Work required: Find the lines of data that contain the string "more", then list them.

Entries provided:
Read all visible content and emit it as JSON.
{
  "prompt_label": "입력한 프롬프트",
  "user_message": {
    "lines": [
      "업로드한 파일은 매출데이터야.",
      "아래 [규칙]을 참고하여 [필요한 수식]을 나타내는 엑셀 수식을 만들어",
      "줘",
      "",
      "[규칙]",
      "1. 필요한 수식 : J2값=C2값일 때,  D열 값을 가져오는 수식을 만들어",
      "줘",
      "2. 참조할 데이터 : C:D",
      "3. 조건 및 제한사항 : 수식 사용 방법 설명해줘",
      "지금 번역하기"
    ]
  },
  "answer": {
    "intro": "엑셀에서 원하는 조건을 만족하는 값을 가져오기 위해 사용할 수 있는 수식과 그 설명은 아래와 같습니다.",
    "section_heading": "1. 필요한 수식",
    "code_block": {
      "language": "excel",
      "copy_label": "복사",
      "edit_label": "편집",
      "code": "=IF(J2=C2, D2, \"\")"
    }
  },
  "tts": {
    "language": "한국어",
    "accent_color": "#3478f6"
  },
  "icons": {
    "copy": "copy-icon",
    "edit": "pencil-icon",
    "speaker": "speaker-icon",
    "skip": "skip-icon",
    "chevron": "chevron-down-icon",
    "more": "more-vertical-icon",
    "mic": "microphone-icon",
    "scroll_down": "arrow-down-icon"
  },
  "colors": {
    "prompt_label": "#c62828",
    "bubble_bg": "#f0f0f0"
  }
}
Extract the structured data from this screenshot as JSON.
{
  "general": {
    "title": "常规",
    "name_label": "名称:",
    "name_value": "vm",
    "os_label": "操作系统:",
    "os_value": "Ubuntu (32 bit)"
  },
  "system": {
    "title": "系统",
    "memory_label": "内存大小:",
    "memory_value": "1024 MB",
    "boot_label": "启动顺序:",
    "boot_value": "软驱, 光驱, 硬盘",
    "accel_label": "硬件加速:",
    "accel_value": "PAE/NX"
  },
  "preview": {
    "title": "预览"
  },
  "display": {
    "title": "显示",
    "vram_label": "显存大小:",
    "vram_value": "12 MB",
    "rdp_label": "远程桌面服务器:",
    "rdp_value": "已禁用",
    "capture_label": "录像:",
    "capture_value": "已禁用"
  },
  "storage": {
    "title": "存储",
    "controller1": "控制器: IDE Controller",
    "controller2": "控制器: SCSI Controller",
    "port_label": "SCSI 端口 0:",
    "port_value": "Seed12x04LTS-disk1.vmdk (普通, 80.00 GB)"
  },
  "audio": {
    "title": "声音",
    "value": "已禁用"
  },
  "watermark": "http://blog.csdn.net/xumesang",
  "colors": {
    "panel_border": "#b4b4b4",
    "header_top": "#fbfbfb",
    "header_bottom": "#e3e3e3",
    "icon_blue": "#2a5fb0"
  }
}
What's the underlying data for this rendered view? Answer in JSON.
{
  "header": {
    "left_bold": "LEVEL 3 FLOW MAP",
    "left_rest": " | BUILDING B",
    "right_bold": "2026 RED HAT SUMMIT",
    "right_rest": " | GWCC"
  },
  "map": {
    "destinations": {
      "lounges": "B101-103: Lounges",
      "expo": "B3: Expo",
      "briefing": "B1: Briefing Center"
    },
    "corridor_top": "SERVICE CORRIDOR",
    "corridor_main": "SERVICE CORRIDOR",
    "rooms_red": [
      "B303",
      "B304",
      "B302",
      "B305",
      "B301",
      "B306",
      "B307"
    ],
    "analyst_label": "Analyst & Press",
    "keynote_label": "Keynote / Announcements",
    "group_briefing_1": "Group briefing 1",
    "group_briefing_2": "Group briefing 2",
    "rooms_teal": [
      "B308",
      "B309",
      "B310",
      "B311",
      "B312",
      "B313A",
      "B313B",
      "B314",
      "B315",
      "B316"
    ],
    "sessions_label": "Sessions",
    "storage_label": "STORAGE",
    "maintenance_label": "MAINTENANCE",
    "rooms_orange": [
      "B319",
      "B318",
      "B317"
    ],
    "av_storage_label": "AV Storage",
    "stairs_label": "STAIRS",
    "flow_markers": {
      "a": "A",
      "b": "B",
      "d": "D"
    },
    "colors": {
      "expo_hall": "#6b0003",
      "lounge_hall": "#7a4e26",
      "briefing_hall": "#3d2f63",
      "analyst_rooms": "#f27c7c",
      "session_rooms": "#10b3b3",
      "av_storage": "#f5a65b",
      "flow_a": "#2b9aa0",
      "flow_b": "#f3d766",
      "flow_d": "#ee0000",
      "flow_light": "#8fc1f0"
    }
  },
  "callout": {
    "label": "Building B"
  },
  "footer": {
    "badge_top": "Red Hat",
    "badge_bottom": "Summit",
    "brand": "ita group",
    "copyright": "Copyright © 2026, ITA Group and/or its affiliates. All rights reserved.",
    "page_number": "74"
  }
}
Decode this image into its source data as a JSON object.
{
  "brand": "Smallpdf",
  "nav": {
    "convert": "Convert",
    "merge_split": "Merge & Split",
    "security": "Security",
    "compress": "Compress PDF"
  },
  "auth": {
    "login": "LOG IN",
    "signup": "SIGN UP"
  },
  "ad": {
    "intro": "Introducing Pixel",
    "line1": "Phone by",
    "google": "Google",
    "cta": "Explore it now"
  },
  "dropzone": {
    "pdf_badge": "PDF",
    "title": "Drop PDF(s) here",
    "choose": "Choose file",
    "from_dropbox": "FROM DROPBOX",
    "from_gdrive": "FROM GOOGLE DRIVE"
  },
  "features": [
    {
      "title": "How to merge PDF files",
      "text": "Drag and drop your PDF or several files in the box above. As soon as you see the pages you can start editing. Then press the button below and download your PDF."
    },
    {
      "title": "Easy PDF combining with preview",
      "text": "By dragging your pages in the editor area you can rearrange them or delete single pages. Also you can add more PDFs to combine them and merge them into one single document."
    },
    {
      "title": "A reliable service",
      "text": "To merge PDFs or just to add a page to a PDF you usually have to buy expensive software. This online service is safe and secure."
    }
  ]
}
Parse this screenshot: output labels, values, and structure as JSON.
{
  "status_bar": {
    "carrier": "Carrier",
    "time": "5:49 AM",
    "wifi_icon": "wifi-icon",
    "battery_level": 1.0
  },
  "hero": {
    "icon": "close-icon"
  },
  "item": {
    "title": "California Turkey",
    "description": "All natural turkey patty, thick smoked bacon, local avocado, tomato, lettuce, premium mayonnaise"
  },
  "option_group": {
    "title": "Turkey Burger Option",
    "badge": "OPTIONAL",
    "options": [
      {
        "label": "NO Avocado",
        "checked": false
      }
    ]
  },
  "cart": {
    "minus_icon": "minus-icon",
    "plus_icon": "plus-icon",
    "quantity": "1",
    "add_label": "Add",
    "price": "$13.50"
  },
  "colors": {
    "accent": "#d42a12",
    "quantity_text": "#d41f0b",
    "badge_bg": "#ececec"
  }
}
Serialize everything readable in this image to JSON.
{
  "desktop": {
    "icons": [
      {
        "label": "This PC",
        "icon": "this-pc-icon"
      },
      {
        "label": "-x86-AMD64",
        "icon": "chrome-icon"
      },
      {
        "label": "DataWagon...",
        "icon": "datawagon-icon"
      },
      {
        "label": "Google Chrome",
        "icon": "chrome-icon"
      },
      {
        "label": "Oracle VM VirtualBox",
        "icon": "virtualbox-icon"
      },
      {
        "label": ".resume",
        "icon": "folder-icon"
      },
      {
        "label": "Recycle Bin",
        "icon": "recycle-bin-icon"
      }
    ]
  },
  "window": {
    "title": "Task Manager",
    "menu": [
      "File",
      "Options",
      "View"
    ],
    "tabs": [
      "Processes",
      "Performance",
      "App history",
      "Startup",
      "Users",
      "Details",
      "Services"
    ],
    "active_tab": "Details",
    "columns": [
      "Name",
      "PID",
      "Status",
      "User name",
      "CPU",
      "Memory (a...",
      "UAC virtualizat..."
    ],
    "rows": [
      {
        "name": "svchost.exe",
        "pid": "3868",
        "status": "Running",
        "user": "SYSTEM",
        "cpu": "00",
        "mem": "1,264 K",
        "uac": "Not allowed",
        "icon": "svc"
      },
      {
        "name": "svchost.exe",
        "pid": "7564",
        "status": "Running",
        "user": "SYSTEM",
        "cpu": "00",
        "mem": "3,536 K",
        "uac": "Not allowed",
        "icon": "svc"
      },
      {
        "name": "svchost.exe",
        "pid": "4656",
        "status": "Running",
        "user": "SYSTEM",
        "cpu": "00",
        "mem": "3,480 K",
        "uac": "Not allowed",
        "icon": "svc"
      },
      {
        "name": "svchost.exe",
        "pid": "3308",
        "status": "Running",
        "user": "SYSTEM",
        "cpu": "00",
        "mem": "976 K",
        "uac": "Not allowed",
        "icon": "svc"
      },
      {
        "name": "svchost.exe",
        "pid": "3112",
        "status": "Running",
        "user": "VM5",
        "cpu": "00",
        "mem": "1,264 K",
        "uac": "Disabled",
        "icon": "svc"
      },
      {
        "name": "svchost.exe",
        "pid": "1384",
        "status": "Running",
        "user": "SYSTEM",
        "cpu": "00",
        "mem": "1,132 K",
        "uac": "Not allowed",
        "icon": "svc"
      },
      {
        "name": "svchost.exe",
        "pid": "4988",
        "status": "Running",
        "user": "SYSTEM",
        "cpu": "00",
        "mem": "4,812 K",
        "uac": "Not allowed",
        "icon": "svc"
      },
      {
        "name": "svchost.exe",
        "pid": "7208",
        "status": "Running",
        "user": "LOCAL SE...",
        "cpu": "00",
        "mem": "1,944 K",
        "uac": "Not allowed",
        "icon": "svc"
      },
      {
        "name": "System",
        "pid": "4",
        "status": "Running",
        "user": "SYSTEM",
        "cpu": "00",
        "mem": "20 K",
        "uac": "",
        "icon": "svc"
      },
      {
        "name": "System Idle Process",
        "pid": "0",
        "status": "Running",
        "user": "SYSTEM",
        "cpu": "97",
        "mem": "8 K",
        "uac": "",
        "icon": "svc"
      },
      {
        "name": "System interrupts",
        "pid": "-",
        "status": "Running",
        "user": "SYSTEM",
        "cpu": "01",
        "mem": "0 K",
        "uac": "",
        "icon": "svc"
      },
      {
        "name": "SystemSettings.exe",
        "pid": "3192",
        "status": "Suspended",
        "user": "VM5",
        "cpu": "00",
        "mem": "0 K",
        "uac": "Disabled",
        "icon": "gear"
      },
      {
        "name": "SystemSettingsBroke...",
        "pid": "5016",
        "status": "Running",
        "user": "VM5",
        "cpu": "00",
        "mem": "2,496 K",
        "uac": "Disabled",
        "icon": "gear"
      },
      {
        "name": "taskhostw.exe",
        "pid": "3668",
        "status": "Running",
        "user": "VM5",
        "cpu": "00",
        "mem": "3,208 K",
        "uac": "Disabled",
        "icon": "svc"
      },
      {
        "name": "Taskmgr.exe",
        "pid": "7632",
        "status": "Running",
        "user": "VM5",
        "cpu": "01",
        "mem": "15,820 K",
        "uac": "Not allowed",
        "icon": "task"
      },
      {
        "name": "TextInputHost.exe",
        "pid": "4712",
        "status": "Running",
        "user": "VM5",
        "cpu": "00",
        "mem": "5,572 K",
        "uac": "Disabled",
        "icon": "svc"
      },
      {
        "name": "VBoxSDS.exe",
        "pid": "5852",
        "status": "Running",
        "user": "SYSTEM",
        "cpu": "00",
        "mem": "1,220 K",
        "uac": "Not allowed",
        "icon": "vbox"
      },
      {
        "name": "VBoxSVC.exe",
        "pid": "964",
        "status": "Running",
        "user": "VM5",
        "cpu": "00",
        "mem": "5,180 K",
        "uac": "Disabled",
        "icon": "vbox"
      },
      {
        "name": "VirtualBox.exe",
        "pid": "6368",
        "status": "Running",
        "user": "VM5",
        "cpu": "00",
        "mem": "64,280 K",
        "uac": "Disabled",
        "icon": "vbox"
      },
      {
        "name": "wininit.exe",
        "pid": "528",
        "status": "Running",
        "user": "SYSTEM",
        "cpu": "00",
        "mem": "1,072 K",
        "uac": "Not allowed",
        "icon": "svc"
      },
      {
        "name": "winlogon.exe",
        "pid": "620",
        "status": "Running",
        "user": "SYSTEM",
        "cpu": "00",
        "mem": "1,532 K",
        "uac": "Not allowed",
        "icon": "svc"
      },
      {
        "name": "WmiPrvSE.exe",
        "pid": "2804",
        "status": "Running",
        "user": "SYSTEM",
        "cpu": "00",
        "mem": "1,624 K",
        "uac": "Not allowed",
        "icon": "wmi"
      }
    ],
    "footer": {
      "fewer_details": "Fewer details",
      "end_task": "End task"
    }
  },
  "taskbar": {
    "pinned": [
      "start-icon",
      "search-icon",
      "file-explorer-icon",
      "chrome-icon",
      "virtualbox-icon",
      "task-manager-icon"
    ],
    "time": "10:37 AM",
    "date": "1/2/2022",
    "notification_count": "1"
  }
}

Complete answer:
    "more": "more-vertical-icon",
      "text": "By dragging your pages in the editor area you can rearrange them or delete single pages. Also you can add more PDFs to combine them and merge them into one single document."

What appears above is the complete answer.